**Instructions for the task**
What is the number of lines holding the word "Matched"? Write that number and nothing else.

+++ Records provided +++

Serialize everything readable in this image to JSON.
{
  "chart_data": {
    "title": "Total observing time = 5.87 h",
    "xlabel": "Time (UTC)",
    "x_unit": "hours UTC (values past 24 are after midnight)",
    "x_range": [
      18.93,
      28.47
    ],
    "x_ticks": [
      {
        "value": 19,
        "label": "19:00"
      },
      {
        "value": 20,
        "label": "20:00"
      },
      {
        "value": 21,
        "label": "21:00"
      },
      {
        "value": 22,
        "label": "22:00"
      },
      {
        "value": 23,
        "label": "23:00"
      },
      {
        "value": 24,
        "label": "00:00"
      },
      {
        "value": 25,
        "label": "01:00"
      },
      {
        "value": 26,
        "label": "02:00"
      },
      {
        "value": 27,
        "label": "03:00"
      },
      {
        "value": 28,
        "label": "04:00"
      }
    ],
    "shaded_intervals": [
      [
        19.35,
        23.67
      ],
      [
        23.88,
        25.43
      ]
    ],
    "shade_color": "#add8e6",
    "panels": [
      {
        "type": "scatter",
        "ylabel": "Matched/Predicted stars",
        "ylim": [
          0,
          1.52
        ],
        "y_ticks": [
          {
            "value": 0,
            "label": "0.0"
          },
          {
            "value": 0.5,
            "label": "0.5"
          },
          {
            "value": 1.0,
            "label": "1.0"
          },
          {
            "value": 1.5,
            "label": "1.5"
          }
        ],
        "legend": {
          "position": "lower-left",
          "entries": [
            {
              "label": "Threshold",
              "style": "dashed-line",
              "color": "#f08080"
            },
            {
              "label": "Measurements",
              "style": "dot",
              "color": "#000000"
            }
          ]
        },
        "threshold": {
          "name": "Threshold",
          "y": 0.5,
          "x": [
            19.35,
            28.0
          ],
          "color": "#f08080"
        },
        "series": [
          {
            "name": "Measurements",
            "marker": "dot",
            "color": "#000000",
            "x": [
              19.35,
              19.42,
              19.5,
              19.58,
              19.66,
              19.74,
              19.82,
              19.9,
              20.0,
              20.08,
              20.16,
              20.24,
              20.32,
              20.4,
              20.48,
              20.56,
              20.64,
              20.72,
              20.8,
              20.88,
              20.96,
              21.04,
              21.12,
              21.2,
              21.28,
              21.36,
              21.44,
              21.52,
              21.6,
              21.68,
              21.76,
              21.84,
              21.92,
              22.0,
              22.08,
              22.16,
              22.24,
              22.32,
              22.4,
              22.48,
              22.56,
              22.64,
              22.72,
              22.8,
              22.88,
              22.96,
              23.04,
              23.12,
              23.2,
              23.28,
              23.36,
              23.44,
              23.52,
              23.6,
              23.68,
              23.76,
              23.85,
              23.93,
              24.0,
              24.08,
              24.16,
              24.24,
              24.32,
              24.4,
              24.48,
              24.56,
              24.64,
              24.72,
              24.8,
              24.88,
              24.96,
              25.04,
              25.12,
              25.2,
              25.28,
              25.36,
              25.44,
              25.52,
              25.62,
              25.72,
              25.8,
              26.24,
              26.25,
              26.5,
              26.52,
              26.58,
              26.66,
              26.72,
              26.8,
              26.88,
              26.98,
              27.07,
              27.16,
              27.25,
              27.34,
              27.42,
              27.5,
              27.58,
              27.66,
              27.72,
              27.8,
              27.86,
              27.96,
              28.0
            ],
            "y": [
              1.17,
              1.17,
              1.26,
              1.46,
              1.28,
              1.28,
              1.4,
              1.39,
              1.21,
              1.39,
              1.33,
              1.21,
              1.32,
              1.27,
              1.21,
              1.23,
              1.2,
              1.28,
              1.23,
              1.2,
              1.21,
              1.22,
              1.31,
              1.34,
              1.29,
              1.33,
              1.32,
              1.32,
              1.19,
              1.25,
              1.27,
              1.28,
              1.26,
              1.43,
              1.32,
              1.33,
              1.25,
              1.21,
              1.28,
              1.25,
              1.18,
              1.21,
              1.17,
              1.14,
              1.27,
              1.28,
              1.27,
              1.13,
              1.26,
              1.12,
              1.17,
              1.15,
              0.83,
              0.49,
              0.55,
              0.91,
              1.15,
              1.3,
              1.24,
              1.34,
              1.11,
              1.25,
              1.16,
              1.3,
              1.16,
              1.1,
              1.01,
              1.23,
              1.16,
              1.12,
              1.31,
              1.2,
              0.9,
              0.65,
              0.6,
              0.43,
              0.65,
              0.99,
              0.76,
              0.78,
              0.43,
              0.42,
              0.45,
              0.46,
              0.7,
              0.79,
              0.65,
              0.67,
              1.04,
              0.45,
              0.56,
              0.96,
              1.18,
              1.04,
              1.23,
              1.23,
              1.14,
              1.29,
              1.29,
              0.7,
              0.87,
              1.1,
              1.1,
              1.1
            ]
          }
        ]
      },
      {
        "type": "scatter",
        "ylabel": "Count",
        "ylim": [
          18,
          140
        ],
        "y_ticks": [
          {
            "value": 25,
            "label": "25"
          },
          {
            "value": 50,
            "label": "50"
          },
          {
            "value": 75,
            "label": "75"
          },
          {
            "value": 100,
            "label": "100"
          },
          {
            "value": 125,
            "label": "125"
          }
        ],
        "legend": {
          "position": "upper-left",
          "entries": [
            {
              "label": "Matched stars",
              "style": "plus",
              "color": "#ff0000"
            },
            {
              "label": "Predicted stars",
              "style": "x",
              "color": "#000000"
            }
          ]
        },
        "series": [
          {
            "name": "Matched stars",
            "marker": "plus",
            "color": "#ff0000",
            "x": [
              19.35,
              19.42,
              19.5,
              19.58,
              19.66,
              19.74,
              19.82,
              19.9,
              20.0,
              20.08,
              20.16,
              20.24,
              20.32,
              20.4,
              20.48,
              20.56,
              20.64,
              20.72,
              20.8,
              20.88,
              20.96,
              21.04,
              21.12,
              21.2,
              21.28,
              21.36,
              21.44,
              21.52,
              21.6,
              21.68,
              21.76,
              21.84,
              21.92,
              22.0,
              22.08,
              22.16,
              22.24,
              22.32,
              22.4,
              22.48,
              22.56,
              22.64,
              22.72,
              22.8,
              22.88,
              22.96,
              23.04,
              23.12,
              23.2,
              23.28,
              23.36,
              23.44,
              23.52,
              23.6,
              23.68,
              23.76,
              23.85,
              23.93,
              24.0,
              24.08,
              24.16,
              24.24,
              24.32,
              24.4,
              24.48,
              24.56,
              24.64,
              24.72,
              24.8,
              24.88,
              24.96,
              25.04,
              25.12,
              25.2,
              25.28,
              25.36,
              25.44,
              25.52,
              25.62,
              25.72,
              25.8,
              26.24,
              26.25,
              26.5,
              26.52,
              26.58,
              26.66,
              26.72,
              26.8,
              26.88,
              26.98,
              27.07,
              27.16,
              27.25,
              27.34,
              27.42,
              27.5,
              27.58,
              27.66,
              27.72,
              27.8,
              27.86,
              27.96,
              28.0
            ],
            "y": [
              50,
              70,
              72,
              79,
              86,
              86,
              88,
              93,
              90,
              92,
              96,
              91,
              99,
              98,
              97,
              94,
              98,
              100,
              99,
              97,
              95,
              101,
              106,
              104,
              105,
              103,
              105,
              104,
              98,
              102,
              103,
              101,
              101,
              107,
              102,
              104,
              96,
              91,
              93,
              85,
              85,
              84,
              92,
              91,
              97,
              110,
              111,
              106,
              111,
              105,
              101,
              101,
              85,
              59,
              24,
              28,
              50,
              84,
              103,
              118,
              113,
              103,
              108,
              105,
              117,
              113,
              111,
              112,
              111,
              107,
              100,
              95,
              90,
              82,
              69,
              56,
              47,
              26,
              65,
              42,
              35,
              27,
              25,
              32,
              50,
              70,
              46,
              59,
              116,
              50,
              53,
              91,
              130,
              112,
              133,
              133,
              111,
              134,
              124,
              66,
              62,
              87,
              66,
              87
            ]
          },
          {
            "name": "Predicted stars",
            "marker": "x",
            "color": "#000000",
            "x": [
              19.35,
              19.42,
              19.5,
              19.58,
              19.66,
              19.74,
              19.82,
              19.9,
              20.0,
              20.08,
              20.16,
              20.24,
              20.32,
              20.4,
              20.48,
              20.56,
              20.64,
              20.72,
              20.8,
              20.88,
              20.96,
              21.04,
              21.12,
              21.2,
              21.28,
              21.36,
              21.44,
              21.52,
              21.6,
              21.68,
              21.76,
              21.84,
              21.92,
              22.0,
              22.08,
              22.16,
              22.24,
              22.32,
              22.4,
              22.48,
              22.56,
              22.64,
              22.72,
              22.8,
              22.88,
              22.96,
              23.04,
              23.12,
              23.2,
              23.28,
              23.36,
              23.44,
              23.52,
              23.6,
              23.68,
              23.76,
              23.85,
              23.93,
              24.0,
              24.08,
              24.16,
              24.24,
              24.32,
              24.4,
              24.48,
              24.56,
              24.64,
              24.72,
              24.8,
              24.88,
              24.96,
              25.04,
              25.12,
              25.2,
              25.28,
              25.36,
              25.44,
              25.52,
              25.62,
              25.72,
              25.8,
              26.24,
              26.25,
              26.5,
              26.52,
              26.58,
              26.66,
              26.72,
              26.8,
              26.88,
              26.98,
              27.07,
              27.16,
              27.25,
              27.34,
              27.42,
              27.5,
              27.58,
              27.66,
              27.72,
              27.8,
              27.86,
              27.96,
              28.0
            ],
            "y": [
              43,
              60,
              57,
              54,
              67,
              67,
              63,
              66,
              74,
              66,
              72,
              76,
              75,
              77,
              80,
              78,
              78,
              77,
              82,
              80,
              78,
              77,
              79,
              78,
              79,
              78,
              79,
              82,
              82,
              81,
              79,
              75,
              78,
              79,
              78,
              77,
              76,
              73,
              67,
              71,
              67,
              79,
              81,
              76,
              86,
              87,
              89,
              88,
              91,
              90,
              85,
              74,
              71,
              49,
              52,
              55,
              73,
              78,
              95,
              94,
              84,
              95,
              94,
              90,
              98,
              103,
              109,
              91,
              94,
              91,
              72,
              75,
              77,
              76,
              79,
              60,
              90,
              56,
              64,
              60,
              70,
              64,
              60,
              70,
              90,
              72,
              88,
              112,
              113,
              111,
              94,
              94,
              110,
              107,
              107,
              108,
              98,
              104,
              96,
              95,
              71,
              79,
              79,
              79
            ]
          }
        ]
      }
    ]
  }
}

+++

**Expected output**
3